What the task asks >> Extract every line of the material that holds the string "like".

Items >>
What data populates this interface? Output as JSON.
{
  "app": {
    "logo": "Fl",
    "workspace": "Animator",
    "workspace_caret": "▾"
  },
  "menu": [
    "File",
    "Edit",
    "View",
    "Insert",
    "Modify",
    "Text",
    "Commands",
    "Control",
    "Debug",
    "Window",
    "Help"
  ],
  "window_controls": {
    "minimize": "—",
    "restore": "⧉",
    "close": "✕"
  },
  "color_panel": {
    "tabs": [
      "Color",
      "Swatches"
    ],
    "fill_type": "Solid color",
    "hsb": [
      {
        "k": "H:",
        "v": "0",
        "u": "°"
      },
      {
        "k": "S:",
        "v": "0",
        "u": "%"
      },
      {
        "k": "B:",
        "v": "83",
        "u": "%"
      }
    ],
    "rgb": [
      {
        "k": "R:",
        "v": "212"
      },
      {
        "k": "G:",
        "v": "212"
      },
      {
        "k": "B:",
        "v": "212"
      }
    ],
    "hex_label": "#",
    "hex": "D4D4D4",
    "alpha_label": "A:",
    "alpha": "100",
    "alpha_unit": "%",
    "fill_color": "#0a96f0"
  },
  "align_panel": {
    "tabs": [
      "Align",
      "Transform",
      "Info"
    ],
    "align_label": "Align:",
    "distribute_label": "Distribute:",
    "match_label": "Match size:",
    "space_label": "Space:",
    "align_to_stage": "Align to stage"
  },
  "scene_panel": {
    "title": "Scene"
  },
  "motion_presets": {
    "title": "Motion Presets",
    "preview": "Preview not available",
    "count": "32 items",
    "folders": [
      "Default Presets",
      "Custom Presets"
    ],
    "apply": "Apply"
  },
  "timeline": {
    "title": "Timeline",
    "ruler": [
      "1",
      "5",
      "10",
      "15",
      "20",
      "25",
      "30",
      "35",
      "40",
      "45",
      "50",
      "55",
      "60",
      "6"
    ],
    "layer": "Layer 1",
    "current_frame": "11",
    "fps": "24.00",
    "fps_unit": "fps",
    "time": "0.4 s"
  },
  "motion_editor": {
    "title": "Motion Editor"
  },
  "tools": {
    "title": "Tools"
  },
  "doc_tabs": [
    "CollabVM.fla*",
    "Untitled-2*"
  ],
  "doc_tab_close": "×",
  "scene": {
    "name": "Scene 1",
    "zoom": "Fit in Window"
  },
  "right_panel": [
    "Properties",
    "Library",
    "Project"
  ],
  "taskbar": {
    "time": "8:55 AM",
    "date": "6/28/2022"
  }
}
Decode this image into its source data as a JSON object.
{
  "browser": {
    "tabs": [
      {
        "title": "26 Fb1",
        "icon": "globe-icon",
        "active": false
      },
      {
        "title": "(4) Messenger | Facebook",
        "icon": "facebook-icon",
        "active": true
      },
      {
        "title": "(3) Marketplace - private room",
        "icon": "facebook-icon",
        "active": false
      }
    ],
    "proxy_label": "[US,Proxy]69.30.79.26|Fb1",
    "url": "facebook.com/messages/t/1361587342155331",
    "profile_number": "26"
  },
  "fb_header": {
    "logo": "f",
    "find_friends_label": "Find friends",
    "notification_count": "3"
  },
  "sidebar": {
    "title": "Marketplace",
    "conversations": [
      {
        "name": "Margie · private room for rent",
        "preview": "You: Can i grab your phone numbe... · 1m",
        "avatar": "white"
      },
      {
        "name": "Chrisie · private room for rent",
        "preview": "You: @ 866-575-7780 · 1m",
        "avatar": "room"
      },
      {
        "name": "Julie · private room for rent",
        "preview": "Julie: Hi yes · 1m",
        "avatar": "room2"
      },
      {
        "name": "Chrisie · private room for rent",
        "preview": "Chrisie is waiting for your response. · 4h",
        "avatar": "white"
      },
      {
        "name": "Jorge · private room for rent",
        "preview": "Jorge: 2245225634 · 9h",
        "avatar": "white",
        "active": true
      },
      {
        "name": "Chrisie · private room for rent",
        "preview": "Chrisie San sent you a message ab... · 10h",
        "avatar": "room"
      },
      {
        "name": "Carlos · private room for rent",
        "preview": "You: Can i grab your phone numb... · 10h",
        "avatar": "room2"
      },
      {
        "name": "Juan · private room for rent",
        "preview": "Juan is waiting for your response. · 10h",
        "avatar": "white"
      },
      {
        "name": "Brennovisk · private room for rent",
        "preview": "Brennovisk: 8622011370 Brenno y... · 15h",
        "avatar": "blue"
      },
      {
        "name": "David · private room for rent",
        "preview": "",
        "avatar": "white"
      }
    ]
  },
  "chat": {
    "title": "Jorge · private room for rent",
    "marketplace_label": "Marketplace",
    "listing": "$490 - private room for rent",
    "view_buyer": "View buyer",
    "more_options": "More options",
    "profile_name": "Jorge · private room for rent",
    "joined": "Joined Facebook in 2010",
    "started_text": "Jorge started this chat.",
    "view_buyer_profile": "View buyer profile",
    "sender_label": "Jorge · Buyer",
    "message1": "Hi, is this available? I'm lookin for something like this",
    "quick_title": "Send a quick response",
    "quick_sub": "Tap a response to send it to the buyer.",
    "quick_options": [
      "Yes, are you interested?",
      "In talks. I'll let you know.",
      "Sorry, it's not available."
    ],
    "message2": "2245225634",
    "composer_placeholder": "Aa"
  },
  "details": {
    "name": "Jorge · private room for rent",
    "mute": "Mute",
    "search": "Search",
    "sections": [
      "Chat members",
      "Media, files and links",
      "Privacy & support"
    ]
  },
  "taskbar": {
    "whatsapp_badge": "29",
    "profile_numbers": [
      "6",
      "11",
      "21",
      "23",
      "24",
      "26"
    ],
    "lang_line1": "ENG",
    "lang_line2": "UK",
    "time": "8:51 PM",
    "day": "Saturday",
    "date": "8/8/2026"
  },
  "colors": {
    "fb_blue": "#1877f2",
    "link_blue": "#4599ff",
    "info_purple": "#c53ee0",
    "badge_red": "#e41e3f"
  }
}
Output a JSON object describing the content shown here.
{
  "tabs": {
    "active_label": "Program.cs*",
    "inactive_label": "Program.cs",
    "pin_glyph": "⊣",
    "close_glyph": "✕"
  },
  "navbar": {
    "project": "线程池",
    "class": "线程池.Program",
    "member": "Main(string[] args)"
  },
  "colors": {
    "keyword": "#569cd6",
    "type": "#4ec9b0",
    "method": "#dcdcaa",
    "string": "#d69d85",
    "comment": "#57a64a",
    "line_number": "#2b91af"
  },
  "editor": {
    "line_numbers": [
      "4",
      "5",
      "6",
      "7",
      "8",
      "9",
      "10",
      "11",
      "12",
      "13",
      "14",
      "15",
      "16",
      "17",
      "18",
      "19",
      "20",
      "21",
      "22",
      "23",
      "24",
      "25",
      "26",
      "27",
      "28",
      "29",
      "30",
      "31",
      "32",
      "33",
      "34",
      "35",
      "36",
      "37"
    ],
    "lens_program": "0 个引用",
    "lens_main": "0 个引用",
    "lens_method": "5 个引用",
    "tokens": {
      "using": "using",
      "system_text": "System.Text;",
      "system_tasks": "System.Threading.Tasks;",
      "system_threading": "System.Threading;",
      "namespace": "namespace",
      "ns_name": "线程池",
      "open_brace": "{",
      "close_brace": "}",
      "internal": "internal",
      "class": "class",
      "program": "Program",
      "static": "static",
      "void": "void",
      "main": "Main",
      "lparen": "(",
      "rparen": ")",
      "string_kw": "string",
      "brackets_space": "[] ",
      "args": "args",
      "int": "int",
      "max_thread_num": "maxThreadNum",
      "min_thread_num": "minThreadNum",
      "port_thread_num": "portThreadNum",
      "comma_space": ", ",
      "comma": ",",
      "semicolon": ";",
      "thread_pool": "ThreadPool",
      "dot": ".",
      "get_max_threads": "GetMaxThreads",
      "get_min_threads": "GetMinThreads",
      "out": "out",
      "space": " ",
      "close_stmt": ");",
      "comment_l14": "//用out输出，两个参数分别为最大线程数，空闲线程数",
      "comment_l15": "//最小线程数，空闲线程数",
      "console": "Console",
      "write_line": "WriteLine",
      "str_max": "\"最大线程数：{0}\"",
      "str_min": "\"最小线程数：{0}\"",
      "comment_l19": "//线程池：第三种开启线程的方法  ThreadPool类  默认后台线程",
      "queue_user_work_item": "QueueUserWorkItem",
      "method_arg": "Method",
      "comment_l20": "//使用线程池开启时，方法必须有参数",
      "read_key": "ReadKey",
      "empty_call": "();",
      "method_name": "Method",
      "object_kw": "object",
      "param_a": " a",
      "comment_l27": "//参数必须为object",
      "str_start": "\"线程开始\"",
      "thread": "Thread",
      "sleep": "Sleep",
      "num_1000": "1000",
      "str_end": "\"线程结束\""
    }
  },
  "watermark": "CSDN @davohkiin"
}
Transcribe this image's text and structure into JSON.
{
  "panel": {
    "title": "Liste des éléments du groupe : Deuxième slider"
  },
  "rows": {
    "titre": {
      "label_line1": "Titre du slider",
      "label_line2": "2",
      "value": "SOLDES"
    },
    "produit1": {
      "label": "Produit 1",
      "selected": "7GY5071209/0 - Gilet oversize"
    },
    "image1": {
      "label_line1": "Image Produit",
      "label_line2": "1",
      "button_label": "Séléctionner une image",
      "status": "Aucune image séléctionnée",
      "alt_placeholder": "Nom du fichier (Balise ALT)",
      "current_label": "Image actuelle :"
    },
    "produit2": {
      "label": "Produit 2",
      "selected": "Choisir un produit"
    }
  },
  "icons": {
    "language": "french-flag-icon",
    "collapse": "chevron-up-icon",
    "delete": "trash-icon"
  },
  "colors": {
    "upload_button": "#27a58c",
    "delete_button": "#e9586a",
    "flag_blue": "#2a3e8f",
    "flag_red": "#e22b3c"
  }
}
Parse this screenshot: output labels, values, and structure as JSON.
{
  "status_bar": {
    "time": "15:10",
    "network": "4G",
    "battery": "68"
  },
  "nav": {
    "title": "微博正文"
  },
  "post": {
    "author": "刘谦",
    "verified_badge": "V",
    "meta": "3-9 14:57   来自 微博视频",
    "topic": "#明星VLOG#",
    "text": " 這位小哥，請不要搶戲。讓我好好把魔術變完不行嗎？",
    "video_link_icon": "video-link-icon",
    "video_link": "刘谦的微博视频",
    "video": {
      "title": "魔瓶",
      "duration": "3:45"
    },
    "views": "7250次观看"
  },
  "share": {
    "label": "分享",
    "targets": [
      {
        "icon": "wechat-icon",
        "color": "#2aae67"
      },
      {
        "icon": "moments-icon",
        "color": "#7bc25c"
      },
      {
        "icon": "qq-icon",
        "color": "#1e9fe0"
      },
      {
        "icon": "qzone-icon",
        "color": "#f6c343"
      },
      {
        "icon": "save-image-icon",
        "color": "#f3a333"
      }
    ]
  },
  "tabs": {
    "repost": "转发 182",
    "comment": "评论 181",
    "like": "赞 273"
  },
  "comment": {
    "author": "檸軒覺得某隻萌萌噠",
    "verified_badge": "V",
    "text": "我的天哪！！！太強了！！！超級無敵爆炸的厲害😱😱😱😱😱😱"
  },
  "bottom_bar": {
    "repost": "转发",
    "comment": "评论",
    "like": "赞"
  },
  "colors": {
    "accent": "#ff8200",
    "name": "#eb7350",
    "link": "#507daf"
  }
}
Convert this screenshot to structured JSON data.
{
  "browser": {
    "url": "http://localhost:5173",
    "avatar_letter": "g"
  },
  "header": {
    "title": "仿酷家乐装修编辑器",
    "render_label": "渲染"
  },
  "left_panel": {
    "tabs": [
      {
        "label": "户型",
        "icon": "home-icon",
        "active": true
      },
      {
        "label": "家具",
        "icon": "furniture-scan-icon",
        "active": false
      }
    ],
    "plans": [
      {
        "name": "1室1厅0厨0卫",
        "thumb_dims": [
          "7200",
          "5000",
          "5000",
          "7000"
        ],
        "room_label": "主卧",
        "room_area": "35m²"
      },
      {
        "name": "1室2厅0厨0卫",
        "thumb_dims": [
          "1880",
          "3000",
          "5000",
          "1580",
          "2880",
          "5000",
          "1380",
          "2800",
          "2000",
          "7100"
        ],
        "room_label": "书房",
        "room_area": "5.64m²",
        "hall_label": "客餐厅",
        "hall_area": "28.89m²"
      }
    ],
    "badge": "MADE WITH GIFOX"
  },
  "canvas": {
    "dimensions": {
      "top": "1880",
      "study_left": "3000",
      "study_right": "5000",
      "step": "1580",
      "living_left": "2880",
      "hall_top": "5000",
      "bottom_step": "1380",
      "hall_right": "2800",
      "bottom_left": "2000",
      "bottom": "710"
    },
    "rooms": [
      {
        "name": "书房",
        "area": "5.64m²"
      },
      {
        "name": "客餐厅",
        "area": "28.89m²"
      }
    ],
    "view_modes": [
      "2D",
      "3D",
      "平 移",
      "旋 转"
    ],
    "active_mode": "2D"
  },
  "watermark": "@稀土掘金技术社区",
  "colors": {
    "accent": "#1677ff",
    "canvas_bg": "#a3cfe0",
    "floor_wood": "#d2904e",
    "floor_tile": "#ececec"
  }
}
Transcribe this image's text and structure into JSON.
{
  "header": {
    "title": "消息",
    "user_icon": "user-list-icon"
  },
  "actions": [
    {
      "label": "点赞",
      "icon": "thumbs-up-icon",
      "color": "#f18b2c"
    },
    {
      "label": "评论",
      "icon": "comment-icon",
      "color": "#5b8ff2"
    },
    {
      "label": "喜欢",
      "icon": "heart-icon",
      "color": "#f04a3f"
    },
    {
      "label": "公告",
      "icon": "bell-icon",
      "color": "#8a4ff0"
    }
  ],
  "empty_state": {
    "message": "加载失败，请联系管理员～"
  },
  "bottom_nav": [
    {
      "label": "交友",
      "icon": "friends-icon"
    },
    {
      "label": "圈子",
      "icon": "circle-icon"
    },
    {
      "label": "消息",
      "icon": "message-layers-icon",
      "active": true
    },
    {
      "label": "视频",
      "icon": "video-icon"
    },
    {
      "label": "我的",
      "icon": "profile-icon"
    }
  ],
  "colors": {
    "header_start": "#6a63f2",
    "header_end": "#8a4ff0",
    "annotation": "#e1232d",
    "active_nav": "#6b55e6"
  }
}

Response to the exercise >>
    "message1": "Hi, is this available? I'm lookin for something like this",
    "like": "赞 273"
    "like": "赞"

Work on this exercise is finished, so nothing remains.